→ GIVEN TASK
Reproduce the records below exactly as they appear, omitting any pictures they contain.
** start SUPPLIED ENTRIES **
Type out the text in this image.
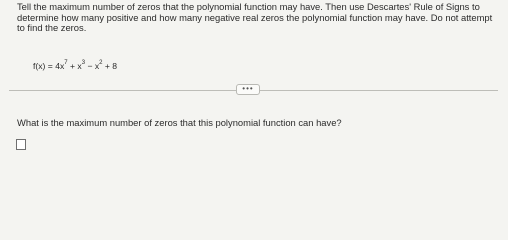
Tell the maximum number of zeros that the polynomial function may have. Then use Descartes' Rule of Signs to determine how many positive and how many negative real zeros the polynomial function may have. Do not attempt to find the zeros.

$f(x) = 4x^7 + x^3 - x^2 + 8$
•••

What is the maximum number of zeros that this polynomial function can have?
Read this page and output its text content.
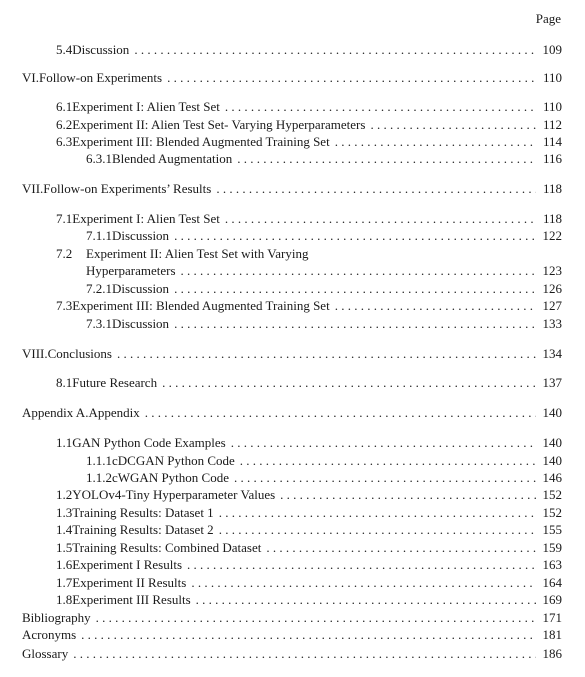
Page
5.4 Discussion . . .	109
VI. Follow-on Experiments . . .	110
6.1 Experiment I: Alien Test Set . . .	110
6.2 Experiment II: Alien Test Set- Varying Hyperparameters . . .	112
6.3 Experiment III: Blended Augmented Training Set . . .	114
6.3.1 Blended Augmentation . . .	116
VII. Follow-on Experiments’ Results . . .	118
7.1 Experiment I: Alien Test Set . . .	118
7.1.1 Discussion . . .	122
7.2 Experiment II: Alien Test Set with Varying
Hyperparameters . . .	123
7.2.1 Discussion . . .	126
7.3 Experiment III: Blended Augmented Training Set . . .	127
7.3.1 Discussion . . .	133
VIII. Conclusions . . .	134
8.1 Future Research . . .	137
Appendix A. Appendix . . .	140
1.1 GAN Python Code Examples . . .	140
1.1.1 cDCGAN Python Code . . .	140
1.1.2 cWGAN Python Code . . .	146
1.2 YOLOv4-Tiny Hyperparameter Values . . .	152
1.3 Training Results: Dataset 1 . . .	152
1.4 Training Results: Dataset 2 . . .	155
1.5 Training Results: Combined Dataset . . .	159
1.6 Experiment I Results . . .	163
1.7 Experiment II Results . . .	164
1.8 Experiment III Results . . .	169
Bibliography . . .	171
Acronyms . . .	181
Glossary . . .	186
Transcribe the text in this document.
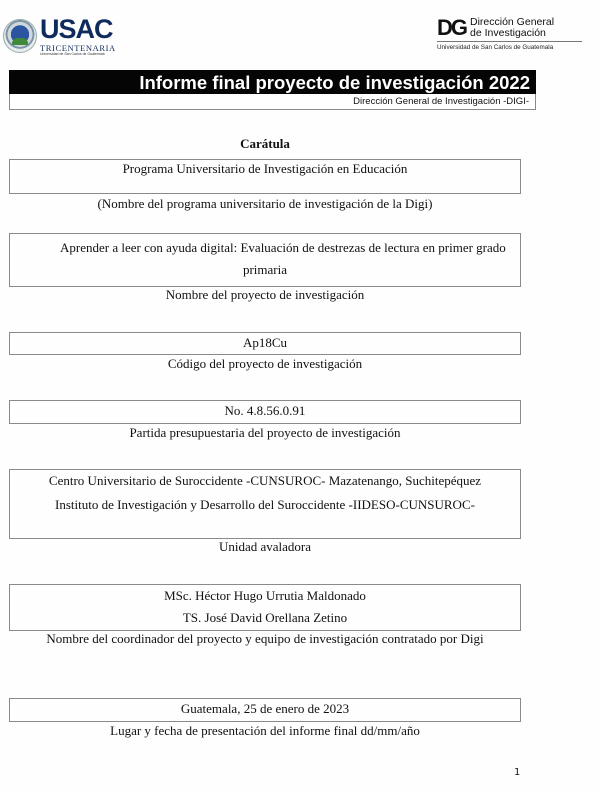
USAC
TRICENTENARIA
Universidad de San Carlos de Guatemala
DG Dirección General
de Investigación
Universidad de San Carlos de Guatemala
Informe final proyecto de investigación 2022
Dirección General de Investigación -DIGI-
Carátula
Programa Universitario de Investigación en Educación
(Nombre del programa universitario de investigación de la Digi)
Aprender a leer con ayuda digital: Evaluación de destrezas de lectura en primer grado
primaria
Nombre del proyecto de investigación
Ap18Cu
Código del proyecto de investigación
No. 4.8.56.0.91
Partida presupuestaria del proyecto de investigación
Centro Universitario de Suroccidente -CUNSUROC- Mazatenango, Suchitepéquez
Instituto de Investigación y Desarrollo del Suroccidente -IIDESO-CUNSUROC-
Unidad avaladora
MSc. Héctor Hugo Urrutia Maldonado
TS. José David Orellana Zetino
Nombre del coordinador del proyecto y equipo de investigación contratado por Digi
Guatemala, 25 de enero de 2023
Lugar y fecha de presentación del informe final dd/mm/año
1
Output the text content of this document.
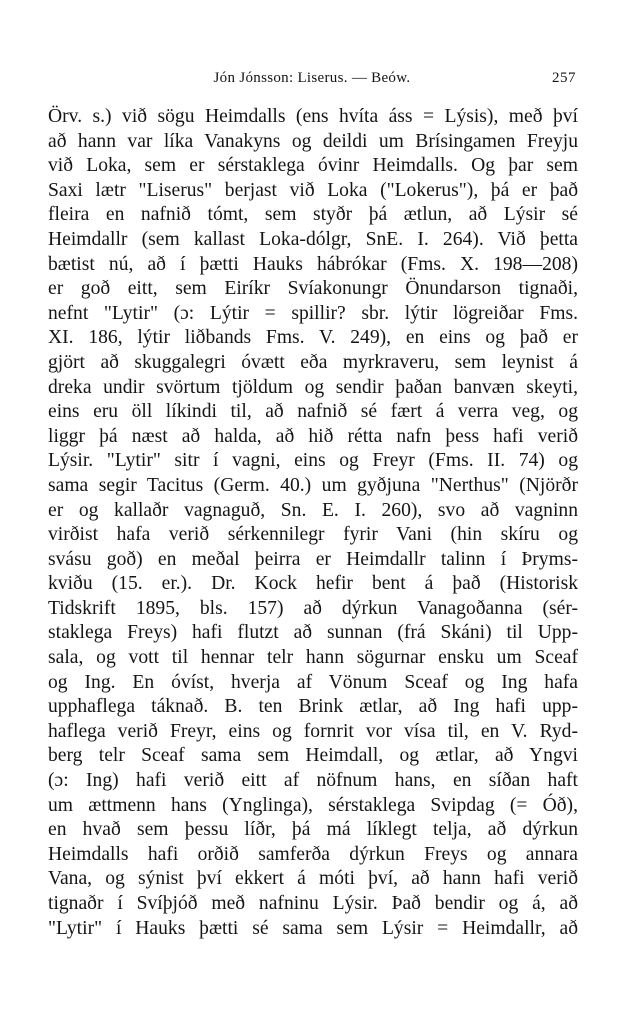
Jón Jónsson: Liserus. — Beów.	257
Örv. s.) við sögu Heimdalls (ens hvíta áss = Lýsis), með því
að hann var líka Vanakyns og deildi um Brísingamen Freyju
við Loka, sem er sérstaklega óvinr Heimdalls. Og þar sem
Saxi lætr "Liserus" berjast við Loka ("Lokerus"), þá er það
fleira en nafnið tómt, sem styðr þá ætlun, að Lýsir sé
Heimdallr (sem kallast Loka-dólgr, SnE. I. 264). Við þetta
bætist nú, að í þætti Hauks hábrókar (Fms. X. 198—208)
er goð eitt, sem Eiríkr Svíakonungr Önundarson tignaði,
nefnt "Lytir" (ɔ: Lýtir = spillir? sbr. lýtir lögreiðar Fms.
XI. 186, lýtir liðbands Fms. V. 249), en eins og það er
gjört að skuggalegri óvætt eða myrkraveru, sem leynist á
dreka undir svörtum tjöldum og sendir þaðan banvæn skeyti,
eins eru öll líkindi til, að nafnið sé fært á verra veg, og
liggr þá næst að halda, að hið rétta nafn þess hafi verið
Lýsir. "Lytir" sitr í vagni, eins og Freyr (Fms. II. 74) og
sama segir Tacitus (Germ. 40.) um gyðjuna "Nerthus" (Njörðr
er og kallaðr vagnaguð, Sn. E. I. 260), svo að vagninn
virðist hafa verið sérkennilegr fyrir Vani (hin skíru og
svásu goð) en meðal þeirra er Heimdallr talinn í Þryms-
kviðu (15. er.). Dr. Kock hefir bent á það (Historisk
Tidskrift 1895, bls. 157) að dýrkun Vanagoðanna (sér-
staklega Freys) hafi flutzt að sunnan (frá Skáni) til Upp-
sala, og vott til hennar telr hann sögurnar ensku um Sceaf
og Ing. En óvíst, hverja af Vönum Sceaf og Ing hafa
upphaflega táknað. B. ten Brink ætlar, að Ing hafi upp-
haflega verið Freyr, eins og fornrit vor vísa til, en V. Ryd-
berg telr Sceaf sama sem Heimdall, og ætlar, að Yngvi
(ɔ: Ing) hafi verið eitt af nöfnum hans, en síðan haft
um ættmenn hans (Ynglinga), sérstaklega Svipdag (= Óð),
en hvað sem þessu líðr, þá má líklegt telja, að dýrkun
Heimdalls hafi orðið samferða dýrkun Freys og annara
Vana, og sýnist því ekkert á móti því, að hann hafi verið
tignaðr í Svíþjóð með nafninu Lýsir. Það bendir og á, að
"Lytir" í Hauks þætti sé sama sem Lýsir = Heimdallr, að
** end SUPPLIED ENTRIES **
→ SOLUTION TO THIS EXERCISE
Type out the text in this image.
Tell the maximum number of zeros that the polynomial function may have. Then use Descartes' Rule of Signs to determine how many positive and how many negative real zeros the polynomial function may have. Do not attempt to find the zeros.

$f(x) = 4x^7 + x^3 - x^2 + 8$
•••

What is the maximum number of zeros that this polynomial function can have?
Read this page and output its text content.
Page
5.4 Discussion . . .	109
VI. Follow-on Experiments . . .	110
6.1 Experiment I: Alien Test Set . . .	110
6.2 Experiment II: Alien Test Set- Varying Hyperparameters . . .	112
6.3 Experiment III: Blended Augmented Training Set . . .	114
6.3.1 Blended Augmentation . . .	116
VII. Follow-on Experiments’ Results . . .	118
7.1 Experiment I: Alien Test Set . . .	118
7.1.1 Discussion . . .	122
7.2 Experiment II: Alien Test Set with Varying
Hyperparameters . . .	123
7.2.1 Discussion . . .	126
7.3 Experiment III: Blended Augmented Training Set . . .	127
7.3.1 Discussion . . .	133
VIII. Conclusions . . .	134
8.1 Future Research . . .	137
Appendix A. Appendix . . .	140
1.1 GAN Python Code Examples . . .	140
1.1.1 cDCGAN Python Code . . .	140
1.1.2 cWGAN Python Code . . .	146
1.2 YOLOv4-Tiny Hyperparameter Values . . .	152
1.3 Training Results: Dataset 1 . . .	152
1.4 Training Results: Dataset 2 . . .	155
1.5 Training Results: Combined Dataset . . .	159
1.6 Experiment I Results . . .	163
1.7 Experiment II Results . . .	164
1.8 Experiment III Results . . .	169
Bibliography . . .	171
Acronyms . . .	181
Glossary . . .	186
Transcribe the text in this document.
USAC
TRICENTENARIA
Universidad de San Carlos de Guatemala
DG Dirección General
de Investigación
Universidad de San Carlos de Guatemala
Informe final proyecto de investigación 2022
Dirección General de Investigación -DIGI-
Carátula
Programa Universitario de Investigación en Educación
(Nombre del programa universitario de investigación de la Digi)
Aprender a leer con ayuda digital: Evaluación de destrezas de lectura en primer grado
primaria
Nombre del proyecto de investigación
Ap18Cu
Código del proyecto de investigación
No. 4.8.56.0.91
Partida presupuestaria del proyecto de investigación
Centro Universitario de Suroccidente -CUNSUROC- Mazatenango, Suchitepéquez
Instituto de Investigación y Desarrollo del Suroccidente -IIDESO-CUNSUROC-
Unidad avaladora
MSc. Héctor Hugo Urrutia Maldonado
TS. José David Orellana Zetino
Nombre del coordinador del proyecto y equipo de investigación contratado por Digi
Guatemala, 25 de enero de 2023
Lugar y fecha de presentación del informe final dd/mm/año
1
Output the text content of this document.
Jón Jónsson: Liserus. — Beów.	257
Örv. s.) við sögu Heimdalls (ens hvíta áss = Lýsis), með því
að hann var líka Vanakyns og deildi um Brísingamen Freyju
við Loka, sem er sérstaklega óvinr Heimdalls. Og þar sem
Saxi lætr "Liserus" berjast við Loka ("Lokerus"), þá er það
fleira en nafnið tómt, sem styðr þá ætlun, að Lýsir sé
Heimdallr (sem kallast Loka-dólgr, SnE. I. 264). Við þetta
bætist nú, að í þætti Hauks hábrókar (Fms. X. 198—208)
er goð eitt, sem Eiríkr Svíakonungr Önundarson tignaði,
nefnt "Lytir" (ɔ: Lýtir = spillir? sbr. lýtir lögreiðar Fms.
XI. 186, lýtir liðbands Fms. V. 249), en eins og það er
gjört að skuggalegri óvætt eða myrkraveru, sem leynist á
dreka undir svörtum tjöldum og sendir þaðan banvæn skeyti,
eins eru öll líkindi til, að nafnið sé fært á verra veg, og
liggr þá næst að halda, að hið rétta nafn þess hafi verið
Lýsir. "Lytir" sitr í vagni, eins og Freyr (Fms. II. 74) og
sama segir Tacitus (Germ. 40.) um gyðjuna "Nerthus" (Njörðr
er og kallaðr vagnaguð, Sn. E. I. 260), svo að vagninn
virðist hafa verið sérkennilegr fyrir Vani (hin skíru og
svásu goð) en meðal þeirra er Heimdallr talinn í Þryms-
kviðu (15. er.). Dr. Kock hefir bent á það (Historisk
Tidskrift 1895, bls. 157) að dýrkun Vanagoðanna (sér-
staklega Freys) hafi flutzt að sunnan (frá Skáni) til Upp-
sala, og vott til hennar telr hann sögurnar ensku um Sceaf
og Ing. En óvíst, hverja af Vönum Sceaf og Ing hafa
upphaflega táknað. B. ten Brink ætlar, að Ing hafi upp-
haflega verið Freyr, eins og fornrit vor vísa til, en V. Ryd-
berg telr Sceaf sama sem Heimdall, og ætlar, að Yngvi
(ɔ: Ing) hafi verið eitt af nöfnum hans, en síðan haft
um ættmenn hans (Ynglinga), sérstaklega Svipdag (= Óð),
en hvað sem þessu líðr, þá má líklegt telja, að dýrkun
Heimdalls hafi orðið samferða dýrkun Freys og annara
Vana, og sýnist því ekkert á móti því, að hann hafi verið
tignaðr í Svíþjóð með nafninu Lýsir. Það bendir og á, að
"Lytir" í Hauks þætti sé sama sem Lýsir = Heimdallr, að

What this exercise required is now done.